### Instructions to follow
State how many lines of the listing below include the word "tray". Give only the number.

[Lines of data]
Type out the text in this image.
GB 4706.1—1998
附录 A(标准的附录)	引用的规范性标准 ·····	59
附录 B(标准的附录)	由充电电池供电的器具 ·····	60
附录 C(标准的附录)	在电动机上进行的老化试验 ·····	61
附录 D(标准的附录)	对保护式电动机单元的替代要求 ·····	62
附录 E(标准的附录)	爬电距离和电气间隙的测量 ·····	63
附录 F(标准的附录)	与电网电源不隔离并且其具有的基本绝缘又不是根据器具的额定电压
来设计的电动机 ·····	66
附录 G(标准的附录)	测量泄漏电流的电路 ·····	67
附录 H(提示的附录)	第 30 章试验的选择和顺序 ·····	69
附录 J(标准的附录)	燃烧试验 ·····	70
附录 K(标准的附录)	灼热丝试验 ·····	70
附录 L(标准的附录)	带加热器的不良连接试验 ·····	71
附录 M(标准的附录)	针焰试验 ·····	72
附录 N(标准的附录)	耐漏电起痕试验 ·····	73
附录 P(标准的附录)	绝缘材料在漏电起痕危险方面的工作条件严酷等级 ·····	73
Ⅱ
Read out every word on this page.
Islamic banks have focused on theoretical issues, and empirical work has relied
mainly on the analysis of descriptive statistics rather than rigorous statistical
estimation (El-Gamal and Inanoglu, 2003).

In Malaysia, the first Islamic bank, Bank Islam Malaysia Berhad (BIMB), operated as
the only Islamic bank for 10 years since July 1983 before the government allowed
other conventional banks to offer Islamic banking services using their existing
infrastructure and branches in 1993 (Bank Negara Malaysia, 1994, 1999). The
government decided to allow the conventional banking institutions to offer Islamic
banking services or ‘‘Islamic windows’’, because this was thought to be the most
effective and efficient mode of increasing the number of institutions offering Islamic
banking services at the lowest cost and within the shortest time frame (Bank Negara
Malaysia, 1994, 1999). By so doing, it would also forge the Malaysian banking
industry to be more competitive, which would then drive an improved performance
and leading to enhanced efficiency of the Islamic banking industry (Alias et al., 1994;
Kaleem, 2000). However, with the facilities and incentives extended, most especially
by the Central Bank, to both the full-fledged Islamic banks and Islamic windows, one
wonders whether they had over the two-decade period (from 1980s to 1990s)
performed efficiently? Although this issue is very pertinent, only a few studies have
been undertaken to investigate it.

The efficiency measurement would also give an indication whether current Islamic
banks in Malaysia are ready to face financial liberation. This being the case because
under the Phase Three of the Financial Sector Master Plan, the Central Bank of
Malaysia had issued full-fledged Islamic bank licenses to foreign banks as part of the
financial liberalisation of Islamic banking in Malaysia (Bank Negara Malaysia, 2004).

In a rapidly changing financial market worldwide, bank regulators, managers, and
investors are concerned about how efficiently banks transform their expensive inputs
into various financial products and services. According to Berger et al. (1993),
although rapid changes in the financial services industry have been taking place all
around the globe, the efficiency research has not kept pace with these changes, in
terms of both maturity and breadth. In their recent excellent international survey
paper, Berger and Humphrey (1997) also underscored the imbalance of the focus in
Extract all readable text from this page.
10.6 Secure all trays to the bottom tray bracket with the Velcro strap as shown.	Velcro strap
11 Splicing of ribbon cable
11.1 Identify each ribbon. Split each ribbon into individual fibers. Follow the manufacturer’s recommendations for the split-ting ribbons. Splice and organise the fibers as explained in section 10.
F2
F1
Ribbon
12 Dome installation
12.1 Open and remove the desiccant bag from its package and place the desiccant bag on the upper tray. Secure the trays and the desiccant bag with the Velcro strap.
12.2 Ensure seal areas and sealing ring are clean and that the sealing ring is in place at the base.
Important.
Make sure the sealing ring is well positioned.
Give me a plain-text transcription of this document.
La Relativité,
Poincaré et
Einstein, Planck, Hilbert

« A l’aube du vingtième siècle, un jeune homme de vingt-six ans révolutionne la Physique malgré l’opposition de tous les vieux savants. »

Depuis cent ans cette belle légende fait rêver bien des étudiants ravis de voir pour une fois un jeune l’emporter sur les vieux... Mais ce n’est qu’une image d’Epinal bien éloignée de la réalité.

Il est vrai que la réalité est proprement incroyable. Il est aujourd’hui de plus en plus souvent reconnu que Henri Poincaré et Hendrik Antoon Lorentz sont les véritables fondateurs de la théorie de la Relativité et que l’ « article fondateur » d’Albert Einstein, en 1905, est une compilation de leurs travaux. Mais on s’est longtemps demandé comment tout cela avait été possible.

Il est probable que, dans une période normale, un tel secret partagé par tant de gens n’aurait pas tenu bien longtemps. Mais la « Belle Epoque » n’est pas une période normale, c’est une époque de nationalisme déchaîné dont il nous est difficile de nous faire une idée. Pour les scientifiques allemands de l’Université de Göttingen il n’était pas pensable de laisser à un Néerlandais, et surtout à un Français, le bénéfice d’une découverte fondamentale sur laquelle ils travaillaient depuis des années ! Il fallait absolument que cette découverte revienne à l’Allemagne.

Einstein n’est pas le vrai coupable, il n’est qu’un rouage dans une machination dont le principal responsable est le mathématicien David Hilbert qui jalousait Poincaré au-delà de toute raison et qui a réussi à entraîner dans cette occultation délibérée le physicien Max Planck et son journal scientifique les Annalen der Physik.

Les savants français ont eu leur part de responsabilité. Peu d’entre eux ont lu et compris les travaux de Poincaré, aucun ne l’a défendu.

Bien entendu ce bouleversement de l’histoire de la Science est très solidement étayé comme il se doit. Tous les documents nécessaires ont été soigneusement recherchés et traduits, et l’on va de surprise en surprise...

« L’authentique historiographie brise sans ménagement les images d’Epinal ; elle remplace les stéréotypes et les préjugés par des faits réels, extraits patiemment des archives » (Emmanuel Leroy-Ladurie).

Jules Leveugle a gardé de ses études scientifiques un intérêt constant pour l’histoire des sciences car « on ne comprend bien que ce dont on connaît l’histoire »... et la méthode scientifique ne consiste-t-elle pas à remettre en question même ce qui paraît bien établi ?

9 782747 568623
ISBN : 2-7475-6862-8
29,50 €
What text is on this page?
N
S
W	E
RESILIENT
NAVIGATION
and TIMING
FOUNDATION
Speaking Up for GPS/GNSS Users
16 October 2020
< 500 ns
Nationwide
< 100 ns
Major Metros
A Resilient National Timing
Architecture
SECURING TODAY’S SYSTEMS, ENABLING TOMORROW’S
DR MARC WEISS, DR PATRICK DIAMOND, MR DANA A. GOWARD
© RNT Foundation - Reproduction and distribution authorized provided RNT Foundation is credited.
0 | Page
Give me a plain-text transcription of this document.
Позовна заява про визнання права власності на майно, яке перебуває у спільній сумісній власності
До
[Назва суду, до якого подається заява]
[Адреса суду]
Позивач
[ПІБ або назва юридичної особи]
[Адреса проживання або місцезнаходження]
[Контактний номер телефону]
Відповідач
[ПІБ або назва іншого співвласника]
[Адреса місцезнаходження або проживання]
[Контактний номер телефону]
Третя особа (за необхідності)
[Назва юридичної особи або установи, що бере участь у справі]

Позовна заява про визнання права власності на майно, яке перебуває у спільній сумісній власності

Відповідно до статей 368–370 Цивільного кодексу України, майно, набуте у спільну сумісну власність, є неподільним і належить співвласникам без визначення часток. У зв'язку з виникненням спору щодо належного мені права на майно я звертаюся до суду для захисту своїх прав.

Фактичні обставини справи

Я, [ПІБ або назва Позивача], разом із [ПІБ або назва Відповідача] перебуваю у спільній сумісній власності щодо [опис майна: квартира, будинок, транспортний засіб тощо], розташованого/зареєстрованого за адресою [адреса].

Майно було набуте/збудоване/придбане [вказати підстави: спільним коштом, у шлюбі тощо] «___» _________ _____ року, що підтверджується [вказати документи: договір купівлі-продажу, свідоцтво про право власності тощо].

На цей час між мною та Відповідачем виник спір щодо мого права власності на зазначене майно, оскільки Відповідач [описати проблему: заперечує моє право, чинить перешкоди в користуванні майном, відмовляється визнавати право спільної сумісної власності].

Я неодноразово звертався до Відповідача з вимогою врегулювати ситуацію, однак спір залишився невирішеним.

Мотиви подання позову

### Solution for this problem
2